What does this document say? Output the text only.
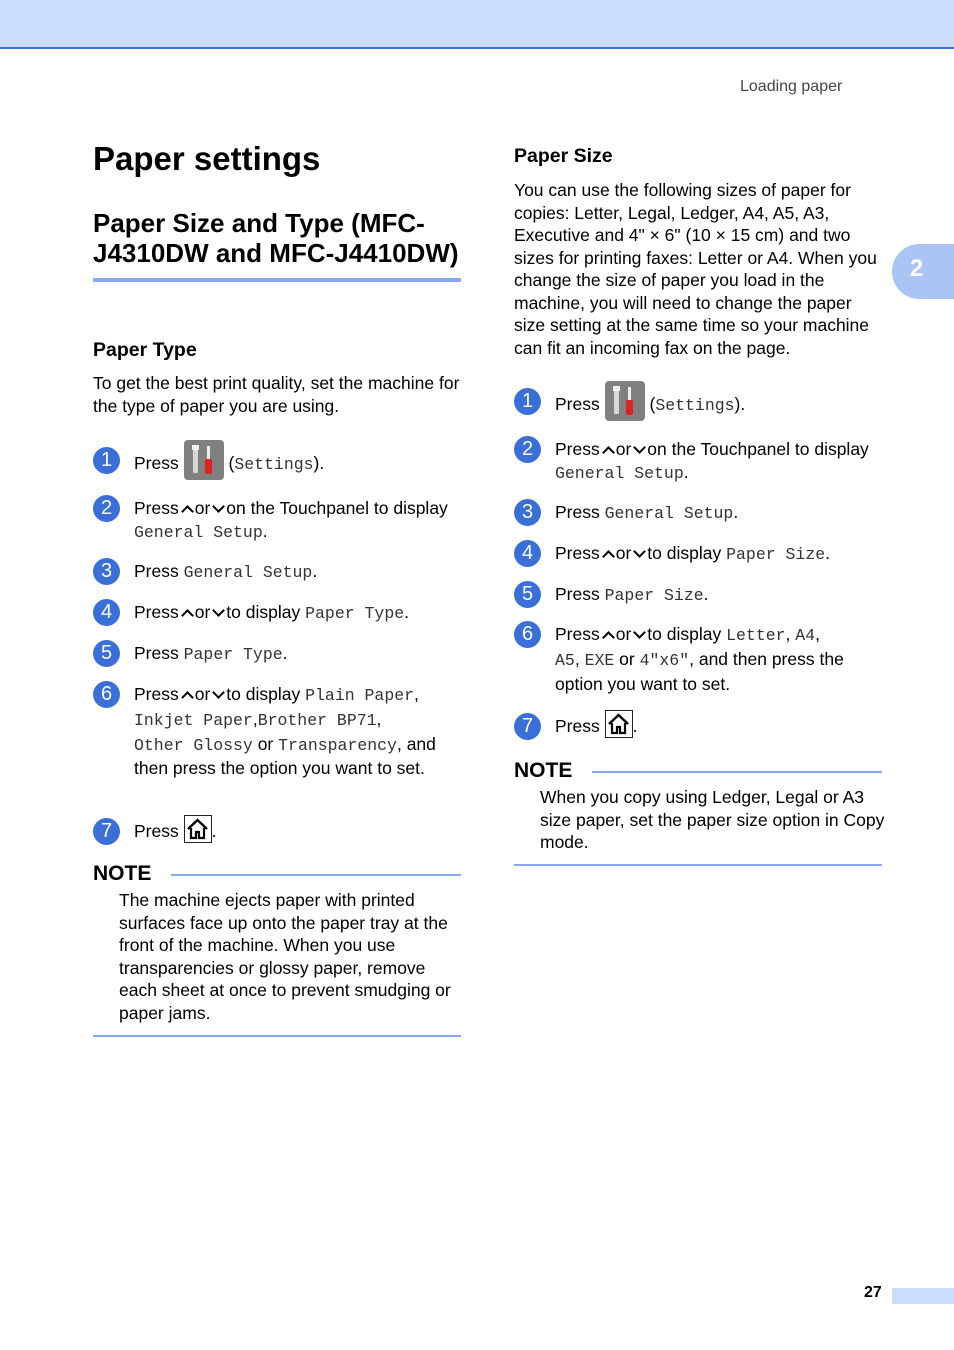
Loading paper
2
Paper settings
Paper Size and Type (MFC-J4310DW and MFC-J4410DW)
Paper Type
To get the best print quality, set the machine for the type of paper you are using.
1	Press	(Settings).
2	Press or on the Touchpanel to display General Setup.
3	Press General Setup.
4	Press or to display Paper Type.
5	Press Paper Type.
6	Press or to display Plain Paper,
Inkjet Paper,Brother BP71,
Other Glossy or Transparency, and then press the option you want to set.
7	Press .
NOTE
The machine ejects paper with printed surfaces face up onto the paper tray at the front of the machine. When you use transparencies or glossy paper, remove each sheet at once to prevent smudging or paper jams.
Paper Size
You can use the following sizes of paper for copies: Letter, Legal, Ledger, A4, A5, A3, Executive and 4" × 6" (10 × 15 cm) and two sizes for printing faxes: Letter or A4. When you change the size of paper you load in the machine, you will need to change the paper size setting at the same time so your machine can fit an incoming fax on the page.
1	Press	(Settings).
2	Press or on the Touchpanel to display General Setup.
3	Press General Setup.
4	Press or to display Paper Size.
5	Press Paper Size.
6	Press or to display Letter, A4,
A5, EXE or 4"x6", and then press the option you want to set.
7	Press .
NOTE
When you copy using Ledger, Legal or A3 size paper, set the paper size option in Copy mode.
27
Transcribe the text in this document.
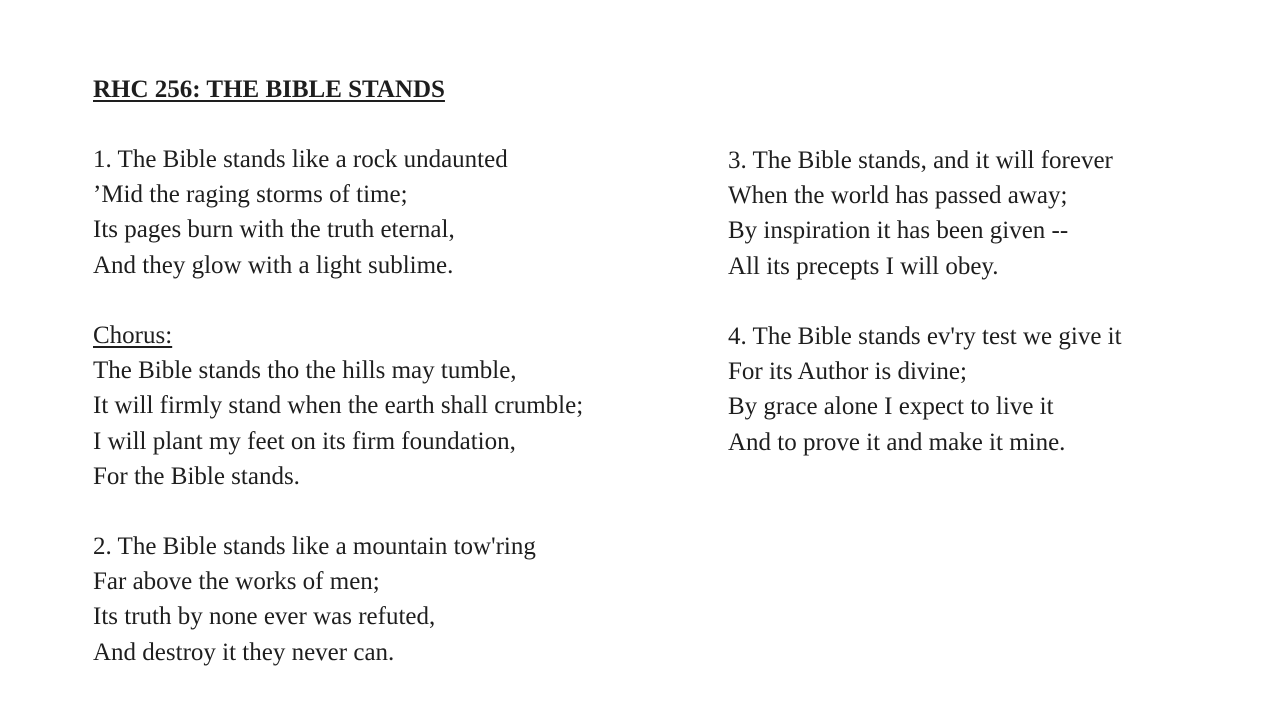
RHC 256: THE BIBLE STANDS
1. The Bible stands like a rock undaunted
’Mid the raging storms of time;
Its pages burn with the truth eternal,
And they glow with a light sublime.
Chorus:
The Bible stands tho the hills may tumble,
It will firmly stand when the earth shall crumble;
I will plant my feet on its firm foundation,
For the Bible stands.
2. The Bible stands like a mountain tow'ring
Far above the works of men;
Its truth by none ever was refuted,
And destroy it they never can.
3. The Bible stands, and it will forever
When the world has passed away;
By inspiration it has been given --
All its precepts I will obey.
4. The Bible stands ev'ry test we give it
For its Author is divine;
By grace alone I expect to live it
And to prove it and make it mine.
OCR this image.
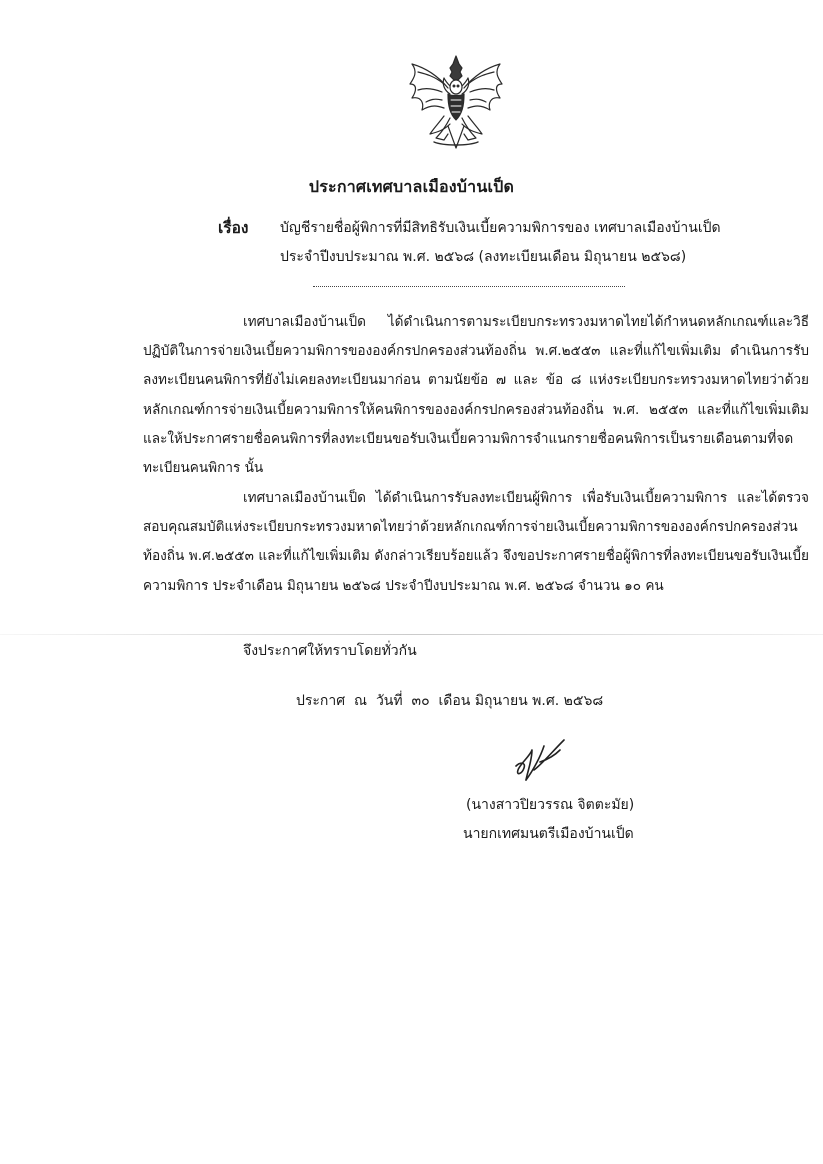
ประกาศเทศบาลเมืองบ้านเป็ด
เรื่อง บัญชีรายชื่อผู้พิการที่มีสิทธิรับเงินเบี้ยความพิการของ เทศบาลเมืองบ้านเป็ด
ประจำปีงบประมาณ พ.ศ. ๒๕๖๘ (ลงทะเบียนเดือน มิถุนายน ๒๕๖๘)

เทศบาลเมืองบ้านเป็ด ได้ดำเนินการตามระเบียบกระทรวงมหาดไทยได้กำหนดหลักเกณฑ์และวิธีปฏิบัติในการจ่ายเงินเบี้ยความพิการขององค์กรปกครองส่วนท้องถิ่น พ.ศ.๒๕๕๓ และที่แก้ไขเพิ่มเติม ดำเนินการรับลงทะเบียนคนพิการที่ยังไม่เคยลงทะเบียนมาก่อน ตามนัยข้อ ๗ และ ข้อ ๘ แห่งระเบียบกระทรวงมหาดไทยว่าด้วยหลักเกณฑ์การจ่ายเงินเบี้ยความพิการให้คนพิการขององค์กรปกครองส่วนท้องถิ่น พ.ศ. ๒๕๕๓ และที่แก้ไขเพิ่มเติม และให้ประกาศรายชื่อคนพิการที่ลงทะเบียนขอรับเงินเบี้ยความพิการจำแนกรายชื่อคนพิการเป็นรายเดือนตามที่จดทะเบียนคนพิการ นั้น

เทศบาลเมืองบ้านเป็ด ได้ดำเนินการรับลงทะเบียนผู้พิการ เพื่อรับเงินเบี้ยความพิการ และได้ตรวจสอบคุณสมบัติแห่งระเบียบกระทรวงมหาดไทยว่าด้วยหลักเกณฑ์การจ่ายเงินเบี้ยความพิการขององค์กรปกครองส่วนท้องถิ่น พ.ศ.๒๕๕๓ และที่แก้ไขเพิ่มเติม ดังกล่าวเรียบร้อยแล้ว จึงขอประกาศรายชื่อผู้พิการที่ลงทะเบียนขอรับเงินเบี้ยความพิการ ประจำเดือน มิถุนายน ๒๕๖๘ ประจำปีงบประมาณ พ.ศ. ๒๕๖๘ จำนวน ๑๐ คน

จึงประกาศให้ทราบโดยทั่วกัน
ประกาศ  ณ  วันที่  ๓๐  เดือน มิถุนายน พ.ศ. ๒๕๖๘
(นางสาวปิยวรรณ จิตตะมัย)
นายกเทศมนตรีเมืองบ้านเป็ด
- - - - -
What you will do ▸ Can you repeat every record above exactly, apart from the pictures?

Solution ▸
What does this document say? Output the text only.
Loading paper
2
Paper settings
Paper Size and Type (MFC-J4310DW and MFC-J4410DW)
Paper Type
To get the best print quality, set the machine for the type of paper you are using.
1	Press	(Settings).
2	Press or on the Touchpanel to display General Setup.
3	Press General Setup.
4	Press or to display Paper Type.
5	Press Paper Type.
6	Press or to display Plain Paper,
Inkjet Paper,Brother BP71,
Other Glossy or Transparency, and then press the option you want to set.
7	Press .
NOTE
The machine ejects paper with printed surfaces face up onto the paper tray at the front of the machine. When you use transparencies or glossy paper, remove each sheet at once to prevent smudging or paper jams.
Paper Size
You can use the following sizes of paper for copies: Letter, Legal, Ledger, A4, A5, A3, Executive and 4" × 6" (10 × 15 cm) and two sizes for printing faxes: Letter or A4. When you change the size of paper you load in the machine, you will need to change the paper size setting at the same time so your machine can fit an incoming fax on the page.
1	Press	(Settings).
2	Press or on the Touchpanel to display General Setup.
3	Press General Setup.
4	Press or to display Paper Size.
5	Press Paper Size.
6	Press or to display Letter, A4,
A5, EXE or 4"x6", and then press the option you want to set.
7	Press .
NOTE
When you copy using Ledger, Legal or A3 size paper, set the paper size option in Copy mode.
27
Transcribe the text in this document.
RHC 256: THE BIBLE STANDS
1. The Bible stands like a rock undaunted
’Mid the raging storms of time;
Its pages burn with the truth eternal,
And they glow with a light sublime.
Chorus:
The Bible stands tho the hills may tumble,
It will firmly stand when the earth shall crumble;
I will plant my feet on its firm foundation,
For the Bible stands.
2. The Bible stands like a mountain tow'ring
Far above the works of men;
Its truth by none ever was refuted,
And destroy it they never can.
3. The Bible stands, and it will forever
When the world has passed away;
By inspiration it has been given --
All its precepts I will obey.
4. The Bible stands ev'ry test we give it
For its Author is divine;
By grace alone I expect to live it
And to prove it and make it mine.
OCR this image.
ประกาศเทศบาลเมืองบ้านเป็ด
เรื่อง บัญชีรายชื่อผู้พิการที่มีสิทธิรับเงินเบี้ยความพิการของ เทศบาลเมืองบ้านเป็ด
ประจำปีงบประมาณ พ.ศ. ๒๕๖๘ (ลงทะเบียนเดือน มิถุนายน ๒๕๖๘)

เทศบาลเมืองบ้านเป็ด ได้ดำเนินการตามระเบียบกระทรวงมหาดไทยได้กำหนดหลักเกณฑ์และวิธีปฏิบัติในการจ่ายเงินเบี้ยความพิการขององค์กรปกครองส่วนท้องถิ่น พ.ศ.๒๕๕๓ และที่แก้ไขเพิ่มเติม ดำเนินการรับลงทะเบียนคนพิการที่ยังไม่เคยลงทะเบียนมาก่อน ตามนัยข้อ ๗ และ ข้อ ๘ แห่งระเบียบกระทรวงมหาดไทยว่าด้วยหลักเกณฑ์การจ่ายเงินเบี้ยความพิการให้คนพิการขององค์กรปกครองส่วนท้องถิ่น พ.ศ. ๒๕๕๓ และที่แก้ไขเพิ่มเติม และให้ประกาศรายชื่อคนพิการที่ลงทะเบียนขอรับเงินเบี้ยความพิการจำแนกรายชื่อคนพิการเป็นรายเดือนตามที่จดทะเบียนคนพิการ นั้น

เทศบาลเมืองบ้านเป็ด ได้ดำเนินการรับลงทะเบียนผู้พิการ เพื่อรับเงินเบี้ยความพิการ และได้ตรวจสอบคุณสมบัติแห่งระเบียบกระทรวงมหาดไทยว่าด้วยหลักเกณฑ์การจ่ายเงินเบี้ยความพิการขององค์กรปกครองส่วนท้องถิ่น พ.ศ.๒๕๕๓ และที่แก้ไขเพิ่มเติม ดังกล่าวเรียบร้อยแล้ว จึงขอประกาศรายชื่อผู้พิการที่ลงทะเบียนขอรับเงินเบี้ยความพิการ ประจำเดือน มิถุนายน ๒๕๖๘ ประจำปีงบประมาณ พ.ศ. ๒๕๖๘ จำนวน ๑๐ คน

จึงประกาศให้ทราบโดยทั่วกัน
ประกาศ  ณ  วันที่  ๓๐  เดือน มิถุนายน พ.ศ. ๒๕๖๘
(นางสาวปิยวรรณ จิตตะมัย)
นายกเทศมนตรีเมืองบ้านเป็ด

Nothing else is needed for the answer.